§ Requirements
Transcribe these items line for line, with nothing changed.

Layout region items:
────

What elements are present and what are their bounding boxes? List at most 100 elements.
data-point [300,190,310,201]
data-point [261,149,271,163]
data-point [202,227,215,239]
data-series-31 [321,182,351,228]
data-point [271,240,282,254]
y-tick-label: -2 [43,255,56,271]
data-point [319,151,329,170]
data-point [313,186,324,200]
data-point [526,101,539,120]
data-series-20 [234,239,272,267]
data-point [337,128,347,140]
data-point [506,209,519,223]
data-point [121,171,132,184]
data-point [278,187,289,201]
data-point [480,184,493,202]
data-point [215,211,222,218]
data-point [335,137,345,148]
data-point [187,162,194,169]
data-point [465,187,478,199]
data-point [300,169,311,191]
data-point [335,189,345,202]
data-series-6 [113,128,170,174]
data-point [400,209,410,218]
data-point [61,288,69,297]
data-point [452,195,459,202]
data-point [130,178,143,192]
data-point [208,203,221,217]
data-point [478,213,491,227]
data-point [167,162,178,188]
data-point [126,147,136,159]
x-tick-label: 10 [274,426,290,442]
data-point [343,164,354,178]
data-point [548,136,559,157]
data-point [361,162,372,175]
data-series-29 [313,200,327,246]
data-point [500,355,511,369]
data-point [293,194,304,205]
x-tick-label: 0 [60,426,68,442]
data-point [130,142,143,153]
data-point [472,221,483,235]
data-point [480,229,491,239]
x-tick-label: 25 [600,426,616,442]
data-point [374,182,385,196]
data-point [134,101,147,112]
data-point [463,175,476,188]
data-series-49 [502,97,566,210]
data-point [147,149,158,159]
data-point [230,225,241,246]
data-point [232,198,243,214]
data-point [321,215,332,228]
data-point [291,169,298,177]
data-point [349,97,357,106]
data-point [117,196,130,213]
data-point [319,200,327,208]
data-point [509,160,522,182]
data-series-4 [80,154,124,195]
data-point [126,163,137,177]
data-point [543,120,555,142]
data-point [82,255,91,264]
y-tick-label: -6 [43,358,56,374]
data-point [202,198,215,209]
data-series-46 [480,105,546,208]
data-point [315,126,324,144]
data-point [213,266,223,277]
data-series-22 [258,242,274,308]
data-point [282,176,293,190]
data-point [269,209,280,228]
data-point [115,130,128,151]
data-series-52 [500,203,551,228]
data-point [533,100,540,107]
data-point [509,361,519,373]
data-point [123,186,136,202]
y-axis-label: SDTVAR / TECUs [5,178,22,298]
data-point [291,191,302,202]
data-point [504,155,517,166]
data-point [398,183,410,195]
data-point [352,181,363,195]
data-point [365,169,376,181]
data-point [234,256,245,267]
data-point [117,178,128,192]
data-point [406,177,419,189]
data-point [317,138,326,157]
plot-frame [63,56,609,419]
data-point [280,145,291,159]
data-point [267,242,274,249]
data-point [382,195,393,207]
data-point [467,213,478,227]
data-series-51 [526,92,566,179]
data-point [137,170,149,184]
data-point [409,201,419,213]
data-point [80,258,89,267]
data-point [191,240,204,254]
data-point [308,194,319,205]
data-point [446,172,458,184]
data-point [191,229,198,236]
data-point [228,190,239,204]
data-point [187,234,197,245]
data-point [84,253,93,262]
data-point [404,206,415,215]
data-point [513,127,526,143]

────

§ Response for this exercise
What elements are present and what are their bounding boxes? List at most 100 elements.
data-point [300,190,310,201]
data-point [261,149,271,163]
data-point [202,227,215,239]
data-series-31 [321,182,351,228]
data-point [271,240,282,254]
y-tick-label: -2 [43,255,56,271]
data-point [319,151,329,170]
data-point [313,186,324,200]
data-point [526,101,539,120]
data-series-20 [234,239,272,267]
data-point [337,128,347,140]
data-point [506,209,519,223]
data-point [121,171,132,184]
data-point [278,187,289,201]
data-point [480,184,493,202]
data-point [215,211,222,218]
data-point [335,137,345,148]
data-point [187,162,194,169]
data-point [465,187,478,199]
data-point [300,169,311,191]
data-point [335,189,345,202]
data-series-6 [113,128,170,174]
data-point [400,209,410,218]
data-point [61,288,69,297]
data-point [452,195,459,202]
data-point [130,178,143,192]
data-point [208,203,221,217]
data-point [478,213,491,227]
data-point [167,162,178,188]
data-point [126,147,136,159]
x-tick-label: 10 [274,426,290,442]
data-point [343,164,354,178]
data-point [548,136,559,157]
data-point [361,162,372,175]
data-series-29 [313,200,327,246]
data-point [500,355,511,369]
data-point [293,194,304,205]
x-tick-label: 0 [60,426,68,442]
data-point [130,142,143,153]
data-point [472,221,483,235]
data-point [480,229,491,239]
x-tick-label: 25 [600,426,616,442]
data-point [374,182,385,196]
data-point [134,101,147,112]
data-point [463,175,476,188]
data-series-49 [502,97,566,210]
data-point [147,149,158,159]
data-point [230,225,241,246]
data-point [232,198,243,214]
data-point [321,215,332,228]
data-point [291,169,298,177]
data-point [349,97,357,106]
data-point [117,196,130,213]
data-point [319,200,327,208]
data-point [509,160,522,182]
data-series-4 [80,154,124,195]
data-point [126,163,137,177]
data-point [543,120,555,142]
data-point [82,255,91,264]
y-tick-label: -6 [43,358,56,374]
data-point [202,198,215,209]
data-series-46 [480,105,546,208]
data-point [315,126,324,144]
data-point [213,266,223,277]
data-series-22 [258,242,274,308]
data-point [282,176,293,190]
data-point [269,209,280,228]
data-point [115,130,128,151]
data-series-52 [500,203,551,228]
data-point [533,100,540,107]
data-point [509,361,519,373]
data-point [123,186,136,202]
y-axis-label: SDTVAR / TECUs [5,178,22,298]
data-point [291,191,302,202]
data-point [504,155,517,166]
data-point [398,183,410,195]
data-point [352,181,363,195]
data-point [365,169,376,181]
data-point [234,256,245,267]
data-point [117,178,128,192]
data-point [406,177,419,189]
data-point [317,138,326,157]
plot-frame [63,56,609,419]
data-point [280,145,291,159]
data-point [267,242,274,249]
data-point [382,195,393,207]
data-point [467,213,478,227]
data-series-51 [526,92,566,179]
data-point [137,170,149,184]
data-point [409,201,419,213]
data-point [80,258,89,267]
data-point [191,240,204,254]
data-point [308,194,319,205]
data-point [446,172,458,184]
data-point [191,229,198,236]
data-point [228,190,239,204]
data-point [187,234,197,245]
data-point [84,253,93,262]
data-point [404,206,415,215]
data-point [513,127,526,143]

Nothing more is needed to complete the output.